--- START Records for this task ---
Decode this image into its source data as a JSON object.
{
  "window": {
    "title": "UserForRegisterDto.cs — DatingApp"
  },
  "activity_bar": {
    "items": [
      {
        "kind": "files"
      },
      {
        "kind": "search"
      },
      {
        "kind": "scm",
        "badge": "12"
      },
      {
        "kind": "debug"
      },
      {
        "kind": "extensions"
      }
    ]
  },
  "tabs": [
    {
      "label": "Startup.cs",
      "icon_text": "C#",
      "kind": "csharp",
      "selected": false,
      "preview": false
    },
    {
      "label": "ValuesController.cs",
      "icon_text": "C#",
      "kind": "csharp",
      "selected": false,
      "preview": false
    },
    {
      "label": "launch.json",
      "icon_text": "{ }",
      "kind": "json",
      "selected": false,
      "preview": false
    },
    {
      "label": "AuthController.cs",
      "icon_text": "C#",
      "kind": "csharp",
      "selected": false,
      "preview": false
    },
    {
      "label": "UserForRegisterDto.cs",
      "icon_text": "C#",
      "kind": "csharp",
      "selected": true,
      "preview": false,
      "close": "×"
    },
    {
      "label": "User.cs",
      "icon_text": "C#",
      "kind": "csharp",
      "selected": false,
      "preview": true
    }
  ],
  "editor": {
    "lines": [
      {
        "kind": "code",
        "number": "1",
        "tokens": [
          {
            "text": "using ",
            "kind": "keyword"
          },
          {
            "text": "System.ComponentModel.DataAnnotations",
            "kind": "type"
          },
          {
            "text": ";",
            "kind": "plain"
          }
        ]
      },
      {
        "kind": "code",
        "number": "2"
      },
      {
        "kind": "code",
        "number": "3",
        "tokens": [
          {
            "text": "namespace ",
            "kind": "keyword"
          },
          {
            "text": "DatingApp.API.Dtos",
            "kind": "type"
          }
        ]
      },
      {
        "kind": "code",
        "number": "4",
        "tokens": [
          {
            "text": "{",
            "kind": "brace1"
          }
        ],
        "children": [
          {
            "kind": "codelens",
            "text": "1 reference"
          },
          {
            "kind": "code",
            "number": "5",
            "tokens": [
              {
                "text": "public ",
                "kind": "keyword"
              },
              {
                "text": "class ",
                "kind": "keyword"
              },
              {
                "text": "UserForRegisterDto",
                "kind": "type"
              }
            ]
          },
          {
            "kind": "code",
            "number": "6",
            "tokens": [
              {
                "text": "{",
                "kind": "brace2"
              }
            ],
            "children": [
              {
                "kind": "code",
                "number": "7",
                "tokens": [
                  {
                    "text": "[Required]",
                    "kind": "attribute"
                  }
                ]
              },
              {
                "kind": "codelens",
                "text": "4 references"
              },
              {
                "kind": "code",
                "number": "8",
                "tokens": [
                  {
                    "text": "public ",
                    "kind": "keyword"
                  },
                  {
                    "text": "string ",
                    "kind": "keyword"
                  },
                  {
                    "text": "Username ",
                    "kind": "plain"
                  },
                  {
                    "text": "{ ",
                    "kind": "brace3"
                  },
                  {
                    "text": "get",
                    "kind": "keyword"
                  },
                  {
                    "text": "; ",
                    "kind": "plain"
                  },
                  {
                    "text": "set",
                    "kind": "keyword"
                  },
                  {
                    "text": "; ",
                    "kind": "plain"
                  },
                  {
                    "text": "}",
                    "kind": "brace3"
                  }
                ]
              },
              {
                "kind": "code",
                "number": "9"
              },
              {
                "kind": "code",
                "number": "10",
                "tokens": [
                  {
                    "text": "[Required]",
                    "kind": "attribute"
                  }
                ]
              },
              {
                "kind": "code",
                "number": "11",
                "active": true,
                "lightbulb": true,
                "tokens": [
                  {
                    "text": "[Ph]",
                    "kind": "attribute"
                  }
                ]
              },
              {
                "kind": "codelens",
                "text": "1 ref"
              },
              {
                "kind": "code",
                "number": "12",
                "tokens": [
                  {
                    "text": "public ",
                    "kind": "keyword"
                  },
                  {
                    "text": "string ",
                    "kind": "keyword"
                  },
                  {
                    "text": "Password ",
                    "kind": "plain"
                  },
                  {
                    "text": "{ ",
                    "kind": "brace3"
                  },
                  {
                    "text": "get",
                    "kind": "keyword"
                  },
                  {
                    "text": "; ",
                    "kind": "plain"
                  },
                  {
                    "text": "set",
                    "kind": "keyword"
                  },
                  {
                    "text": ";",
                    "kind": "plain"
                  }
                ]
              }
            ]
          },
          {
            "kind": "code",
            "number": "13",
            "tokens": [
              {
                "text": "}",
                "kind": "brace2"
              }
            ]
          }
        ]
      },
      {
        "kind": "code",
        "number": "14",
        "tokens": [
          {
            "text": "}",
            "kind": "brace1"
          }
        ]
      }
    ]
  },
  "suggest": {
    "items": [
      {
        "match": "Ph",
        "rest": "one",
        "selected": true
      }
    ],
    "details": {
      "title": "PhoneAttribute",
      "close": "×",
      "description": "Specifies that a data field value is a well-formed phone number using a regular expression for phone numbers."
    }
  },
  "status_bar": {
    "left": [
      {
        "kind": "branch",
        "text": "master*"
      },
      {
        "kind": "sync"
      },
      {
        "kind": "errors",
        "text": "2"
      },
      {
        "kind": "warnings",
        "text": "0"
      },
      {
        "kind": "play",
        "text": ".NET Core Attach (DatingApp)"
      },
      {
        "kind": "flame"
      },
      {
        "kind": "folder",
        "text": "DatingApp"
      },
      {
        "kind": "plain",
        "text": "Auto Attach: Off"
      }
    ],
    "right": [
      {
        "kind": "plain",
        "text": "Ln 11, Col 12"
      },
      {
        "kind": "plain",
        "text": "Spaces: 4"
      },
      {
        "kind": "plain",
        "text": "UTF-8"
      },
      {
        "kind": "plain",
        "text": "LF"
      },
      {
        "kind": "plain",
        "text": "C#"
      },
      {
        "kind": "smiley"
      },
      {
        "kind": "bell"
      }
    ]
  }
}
--- END Records for this task ---
Required task
Scan the listing above for the word "label" and show each line where it is found.

Solution below
      "label": "Startup.cs",
      "label": "ValuesController.cs",
      "label": "launch.json",
      "label": "AuthController.cs",
      "label": "UserForRegisterDto.cs",
      "label": "User.cs",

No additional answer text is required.